## REQUEST
Write the material out again in full, exactly.

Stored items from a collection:

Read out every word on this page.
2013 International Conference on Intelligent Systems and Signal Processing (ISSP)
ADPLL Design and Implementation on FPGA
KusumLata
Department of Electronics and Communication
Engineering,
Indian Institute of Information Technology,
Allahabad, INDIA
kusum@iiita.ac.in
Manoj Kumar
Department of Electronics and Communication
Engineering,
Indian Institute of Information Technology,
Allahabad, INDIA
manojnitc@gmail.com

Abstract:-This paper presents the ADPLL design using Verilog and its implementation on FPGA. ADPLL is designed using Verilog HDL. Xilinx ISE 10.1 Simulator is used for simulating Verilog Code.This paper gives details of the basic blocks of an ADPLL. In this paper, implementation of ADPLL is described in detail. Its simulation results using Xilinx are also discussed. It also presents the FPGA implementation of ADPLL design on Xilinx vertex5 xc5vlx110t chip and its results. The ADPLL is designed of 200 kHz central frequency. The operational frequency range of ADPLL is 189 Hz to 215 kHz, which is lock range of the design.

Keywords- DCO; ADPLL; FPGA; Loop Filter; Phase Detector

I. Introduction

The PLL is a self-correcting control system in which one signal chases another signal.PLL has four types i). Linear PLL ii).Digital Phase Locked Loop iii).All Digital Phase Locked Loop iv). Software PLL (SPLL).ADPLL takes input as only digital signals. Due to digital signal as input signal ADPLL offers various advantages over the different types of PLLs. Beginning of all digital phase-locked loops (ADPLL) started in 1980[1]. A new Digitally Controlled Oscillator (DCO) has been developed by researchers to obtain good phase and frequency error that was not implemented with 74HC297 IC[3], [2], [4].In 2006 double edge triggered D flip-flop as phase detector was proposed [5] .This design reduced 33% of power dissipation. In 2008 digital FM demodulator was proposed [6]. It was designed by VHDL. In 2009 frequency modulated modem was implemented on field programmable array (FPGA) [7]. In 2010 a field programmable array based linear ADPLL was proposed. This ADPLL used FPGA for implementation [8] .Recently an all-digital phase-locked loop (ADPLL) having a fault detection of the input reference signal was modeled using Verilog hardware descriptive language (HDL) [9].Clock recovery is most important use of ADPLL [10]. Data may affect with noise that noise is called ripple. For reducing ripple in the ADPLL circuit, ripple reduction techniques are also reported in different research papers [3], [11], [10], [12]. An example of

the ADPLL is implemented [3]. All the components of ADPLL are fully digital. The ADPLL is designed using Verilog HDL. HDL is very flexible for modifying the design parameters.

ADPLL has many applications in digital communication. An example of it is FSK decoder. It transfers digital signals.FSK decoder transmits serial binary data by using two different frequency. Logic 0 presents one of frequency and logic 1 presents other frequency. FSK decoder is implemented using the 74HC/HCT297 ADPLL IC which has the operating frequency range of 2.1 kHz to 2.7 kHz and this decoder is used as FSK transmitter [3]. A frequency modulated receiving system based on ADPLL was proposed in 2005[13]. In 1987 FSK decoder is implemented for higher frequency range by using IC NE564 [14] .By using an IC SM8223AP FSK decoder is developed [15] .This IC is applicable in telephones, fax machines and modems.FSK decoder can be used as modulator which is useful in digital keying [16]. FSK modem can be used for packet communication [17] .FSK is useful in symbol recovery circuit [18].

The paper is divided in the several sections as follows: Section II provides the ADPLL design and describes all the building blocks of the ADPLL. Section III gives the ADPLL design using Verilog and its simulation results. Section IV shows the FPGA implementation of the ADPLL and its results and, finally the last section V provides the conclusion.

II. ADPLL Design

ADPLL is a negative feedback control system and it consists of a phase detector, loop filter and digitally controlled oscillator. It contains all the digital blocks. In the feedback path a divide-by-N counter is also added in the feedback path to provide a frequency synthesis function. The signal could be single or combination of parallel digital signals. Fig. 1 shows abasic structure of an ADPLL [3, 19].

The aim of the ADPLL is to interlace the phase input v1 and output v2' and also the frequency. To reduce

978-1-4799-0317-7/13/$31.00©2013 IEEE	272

## OUTPUT OF THE TASK
Read out every word on this page.
2013 International Conference on Intelligent Systems and Signal Processing (ISSP)
ADPLL Design and Implementation on FPGA
KusumLata
Department of Electronics and Communication
Engineering,
Indian Institute of Information Technology,
Allahabad, INDIA
kusum@iiita.ac.in
Manoj Kumar
Department of Electronics and Communication
Engineering,
Indian Institute of Information Technology,
Allahabad, INDIA
manojnitc@gmail.com

Abstract:-This paper presents the ADPLL design using Verilog and its implementation on FPGA. ADPLL is designed using Verilog HDL. Xilinx ISE 10.1 Simulator is used for simulating Verilog Code.This paper gives details of the basic blocks of an ADPLL. In this paper, implementation of ADPLL is described in detail. Its simulation results using Xilinx are also discussed. It also presents the FPGA implementation of ADPLL design on Xilinx vertex5 xc5vlx110t chip and its results. The ADPLL is designed of 200 kHz central frequency. The operational frequency range of ADPLL is 189 Hz to 215 kHz, which is lock range of the design.

Keywords- DCO; ADPLL; FPGA; Loop Filter; Phase Detector

I. Introduction

The PLL is a self-correcting control system in which one signal chases another signal.PLL has four types i). Linear PLL ii).Digital Phase Locked Loop iii).All Digital Phase Locked Loop iv). Software PLL (SPLL).ADPLL takes input as only digital signals. Due to digital signal as input signal ADPLL offers various advantages over the different types of PLLs. Beginning of all digital phase-locked loops (ADPLL) started in 1980[1]. A new Digitally Controlled Oscillator (DCO) has been developed by researchers to obtain good phase and frequency error that was not implemented with 74HC297 IC[3], [2], [4].In 2006 double edge triggered D flip-flop as phase detector was proposed [5] .This design reduced 33% of power dissipation. In 2008 digital FM demodulator was proposed [6]. It was designed by VHDL. In 2009 frequency modulated modem was implemented on field programmable array (FPGA) [7]. In 2010 a field programmable array based linear ADPLL was proposed. This ADPLL used FPGA for implementation [8] .Recently an all-digital phase-locked loop (ADPLL) having a fault detection of the input reference signal was modeled using Verilog hardware descriptive language (HDL) [9].Clock recovery is most important use of ADPLL [10]. Data may affect with noise that noise is called ripple. For reducing ripple in the ADPLL circuit, ripple reduction techniques are also reported in different research papers [3], [11], [10], [12]. An example of

the ADPLL is implemented [3]. All the components of ADPLL are fully digital. The ADPLL is designed using Verilog HDL. HDL is very flexible for modifying the design parameters.

ADPLL has many applications in digital communication. An example of it is FSK decoder. It transfers digital signals.FSK decoder transmits serial binary data by using two different frequency. Logic 0 presents one of frequency and logic 1 presents other frequency. FSK decoder is implemented using the 74HC/HCT297 ADPLL IC which has the operating frequency range of 2.1 kHz to 2.7 kHz and this decoder is used as FSK transmitter [3]. A frequency modulated receiving system based on ADPLL was proposed in 2005[13]. In 1987 FSK decoder is implemented for higher frequency range by using IC NE564 [14] .By using an IC SM8223AP FSK decoder is developed [15] .This IC is applicable in telephones, fax machines and modems.FSK decoder can be used as modulator which is useful in digital keying [16]. FSK modem can be used for packet communication [17] .FSK is useful in symbol recovery circuit [18].

The paper is divided in the several sections as follows: Section II provides the ADPLL design and describes all the building blocks of the ADPLL. Section III gives the ADPLL design using Verilog and its simulation results. Section IV shows the FPGA implementation of the ADPLL and its results and, finally the last section V provides the conclusion.

II. ADPLL Design

ADPLL is a negative feedback control system and it consists of a phase detector, loop filter and digitally controlled oscillator. It contains all the digital blocks. In the feedback path a divide-by-N counter is also added in the feedback path to provide a frequency synthesis function. The signal could be single or combination of parallel digital signals. Fig. 1 shows abasic structure of an ADPLL [3, 19].

The aim of the ADPLL is to interlace the phase input v1 and output v2' and also the frequency. To reduce

978-1-4799-0317-7/13/$31.00©2013 IEEE	272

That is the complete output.